Figure contents as structured data:
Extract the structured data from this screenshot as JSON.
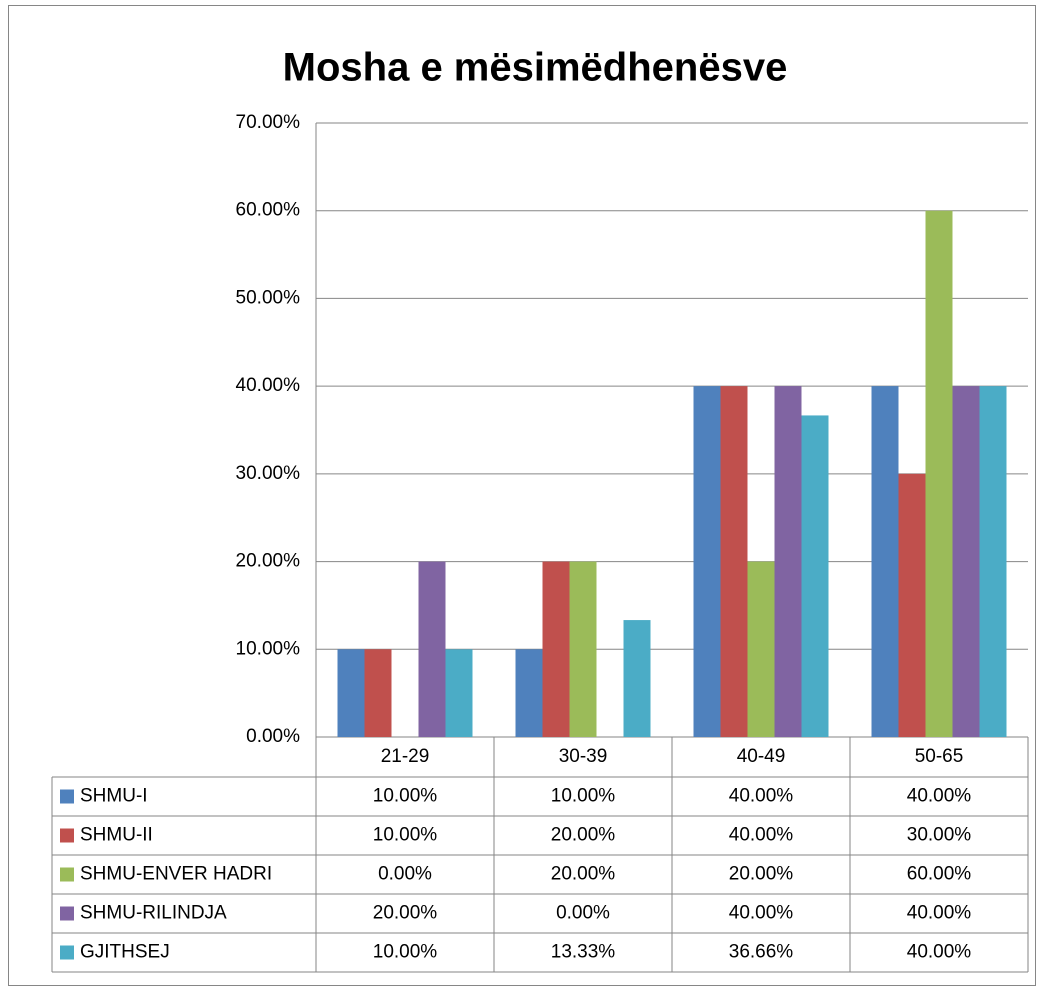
{
  "chart_data": {
    "type": "bar",
    "title": "Mosha e mësimëdhenësve",
    "categories": [
      "21-29",
      "30-39",
      "40-49",
      "50-65"
    ],
    "series": [
      {
        "name": "SHMU-I",
        "color": "#4f81bd",
        "values": [
          10,
          10,
          40,
          40
        ],
        "value_labels": [
          "10.00%",
          "10.00%",
          "40.00%",
          "40.00%"
        ]
      },
      {
        "name": "SHMU-II",
        "color": "#c0504d",
        "values": [
          10,
          20,
          40,
          30
        ],
        "value_labels": [
          "10.00%",
          "20.00%",
          "40.00%",
          "30.00%"
        ]
      },
      {
        "name": "SHMU-ENVER HADRI",
        "color": "#9bbb59",
        "values": [
          0,
          20,
          20,
          60
        ],
        "value_labels": [
          "0.00%",
          "20.00%",
          "20.00%",
          "60.00%"
        ]
      },
      {
        "name": "SHMU-RILINDJA",
        "color": "#8064a2",
        "values": [
          20,
          0,
          40,
          40
        ],
        "value_labels": [
          "20.00%",
          "0.00%",
          "40.00%",
          "40.00%"
        ]
      },
      {
        "name": "GJITHSEJ",
        "color": "#4bacc6",
        "values": [
          10,
          13.33,
          36.66,
          40
        ],
        "value_labels": [
          "10.00%",
          "13.33%",
          "36.66%",
          "40.00%"
        ]
      }
    ],
    "ylim": [
      0,
      70
    ],
    "yticks": [
      {
        "value": 0,
        "label": "0.00%"
      },
      {
        "value": 10,
        "label": "10.00%"
      },
      {
        "value": 20,
        "label": "20.00%"
      },
      {
        "value": 30,
        "label": "30.00%"
      },
      {
        "value": 40,
        "label": "40.00%"
      },
      {
        "value": 50,
        "label": "50.00%"
      },
      {
        "value": 60,
        "label": "60.00%"
      },
      {
        "value": 70,
        "label": "70.00%"
      }
    ],
    "grid": true
  }
}
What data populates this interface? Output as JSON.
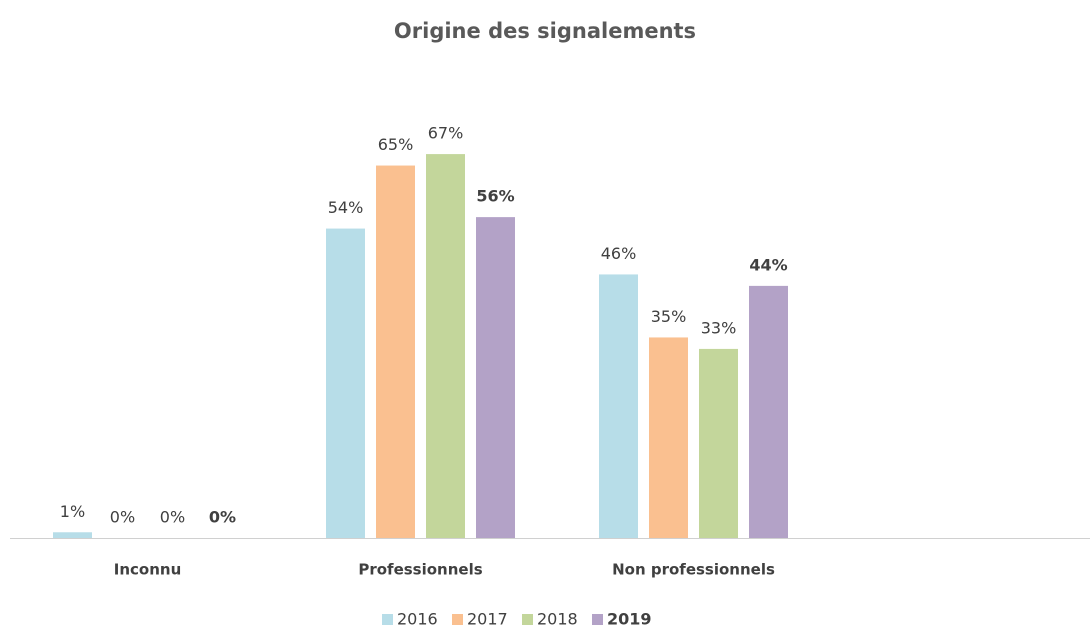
{
  "chart_data": {
    "type": "bar",
    "title": "Origine des signalements",
    "categories": [
      "Inconnu",
      "Professionnels",
      "Non professionnels"
    ],
    "series": [
      {
        "name": "2016",
        "color": "#b7dde8",
        "values": [
          1,
          54,
          46
        ],
        "value_labels": [
          "1%",
          "54%",
          "46%"
        ]
      },
      {
        "name": "2017",
        "color": "#fac090",
        "values": [
          0,
          65,
          35
        ],
        "value_labels": [
          "0%",
          "65%",
          "35%"
        ]
      },
      {
        "name": "2018",
        "color": "#c3d69b",
        "values": [
          0,
          67,
          33
        ],
        "value_labels": [
          "0%",
          "67%",
          "33%"
        ]
      },
      {
        "name": "2019",
        "color": "#b3a2c7",
        "values": [
          0,
          56,
          44
        ],
        "value_labels": [
          "0%",
          "56%",
          "44%"
        ],
        "bold": true
      }
    ]
  }
}
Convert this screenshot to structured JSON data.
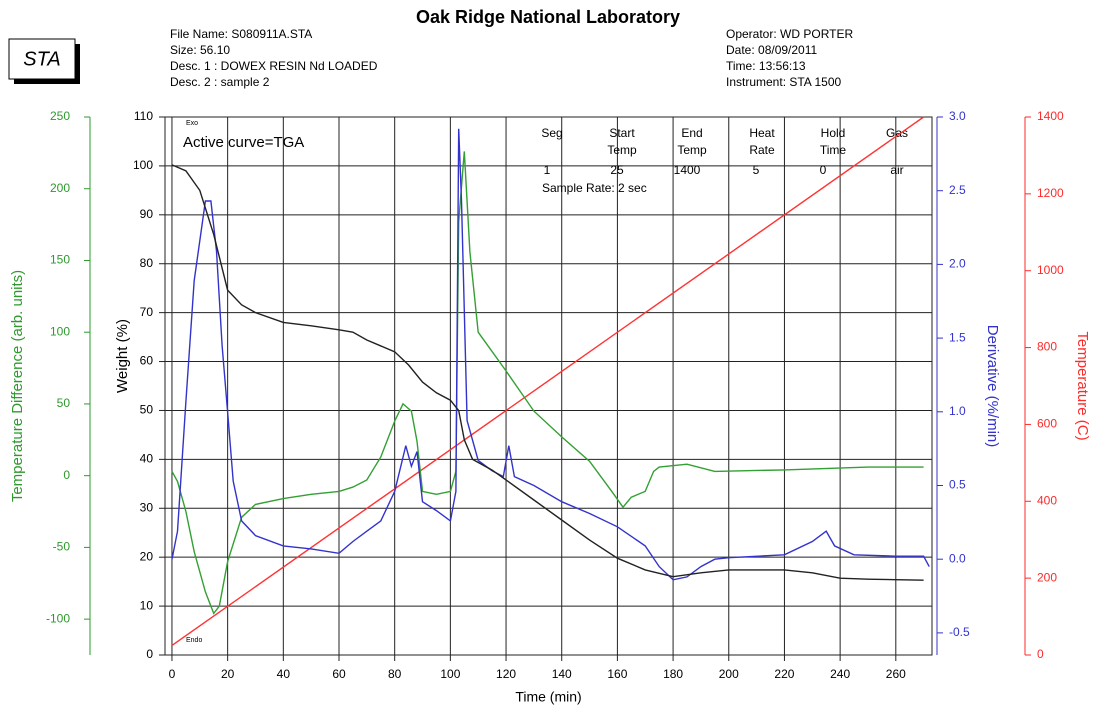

- Directive
Omit every picture while copying the listing above exactly.

- Solution for this exercise
Extract the structured data from this screenshot as JSON.
{
  "chart_data": {
    "type": "bar",
    "title": "Mosha e mësimëdhenësve",
    "categories": [
      "21-29",
      "30-39",
      "40-49",
      "50-65"
    ],
    "series": [
      {
        "name": "SHMU-I",
        "color": "#4f81bd",
        "values": [
          10,
          10,
          40,
          40
        ],
        "value_labels": [
          "10.00%",
          "10.00%",
          "40.00%",
          "40.00%"
        ]
      },
      {
        "name": "SHMU-II",
        "color": "#c0504d",
        "values": [
          10,
          20,
          40,
          30
        ],
        "value_labels": [
          "10.00%",
          "20.00%",
          "40.00%",
          "30.00%"
        ]
      },
      {
        "name": "SHMU-ENVER HADRI",
        "color": "#9bbb59",
        "values": [
          0,
          20,
          20,
          60
        ],
        "value_labels": [
          "0.00%",
          "20.00%",
          "20.00%",
          "60.00%"
        ]
      },
      {
        "name": "SHMU-RILINDJA",
        "color": "#8064a2",
        "values": [
          20,
          0,
          40,
          40
        ],
        "value_labels": [
          "20.00%",
          "0.00%",
          "40.00%",
          "40.00%"
        ]
      },
      {
        "name": "GJITHSEJ",
        "color": "#4bacc6",
        "values": [
          10,
          13.33,
          36.66,
          40
        ],
        "value_labels": [
          "10.00%",
          "13.33%",
          "36.66%",
          "40.00%"
        ]
      }
    ],
    "ylim": [
      0,
      70
    ],
    "yticks": [
      {
        "value": 0,
        "label": "0.00%"
      },
      {
        "value": 10,
        "label": "10.00%"
      },
      {
        "value": 20,
        "label": "20.00%"
      },
      {
        "value": 30,
        "label": "30.00%"
      },
      {
        "value": 40,
        "label": "40.00%"
      },
      {
        "value": 50,
        "label": "50.00%"
      },
      {
        "value": 60,
        "label": "60.00%"
      },
      {
        "value": 70,
        "label": "70.00%"
      }
    ],
    "grid": true
  }
}
What data populates this interface? Output as JSON.
{
  "chart_data": {
    "type": "bar",
    "title": "Origine des signalements",
    "categories": [
      "Inconnu",
      "Professionnels",
      "Non professionnels"
    ],
    "series": [
      {
        "name": "2016",
        "color": "#b7dde8",
        "values": [
          1,
          54,
          46
        ],
        "value_labels": [
          "1%",
          "54%",
          "46%"
        ]
      },
      {
        "name": "2017",
        "color": "#fac090",
        "values": [
          0,
          65,
          35
        ],
        "value_labels": [
          "0%",
          "65%",
          "35%"
        ]
      },
      {
        "name": "2018",
        "color": "#c3d69b",
        "values": [
          0,
          67,
          33
        ],
        "value_labels": [
          "0%",
          "67%",
          "33%"
        ]
      },
      {
        "name": "2019",
        "color": "#b3a2c7",
        "values": [
          0,
          56,
          44
        ],
        "value_labels": [
          "0%",
          "56%",
          "44%"
        ],
        "bold": true
      }
    ]
  }
}
Convert this screenshot to structured JSON data.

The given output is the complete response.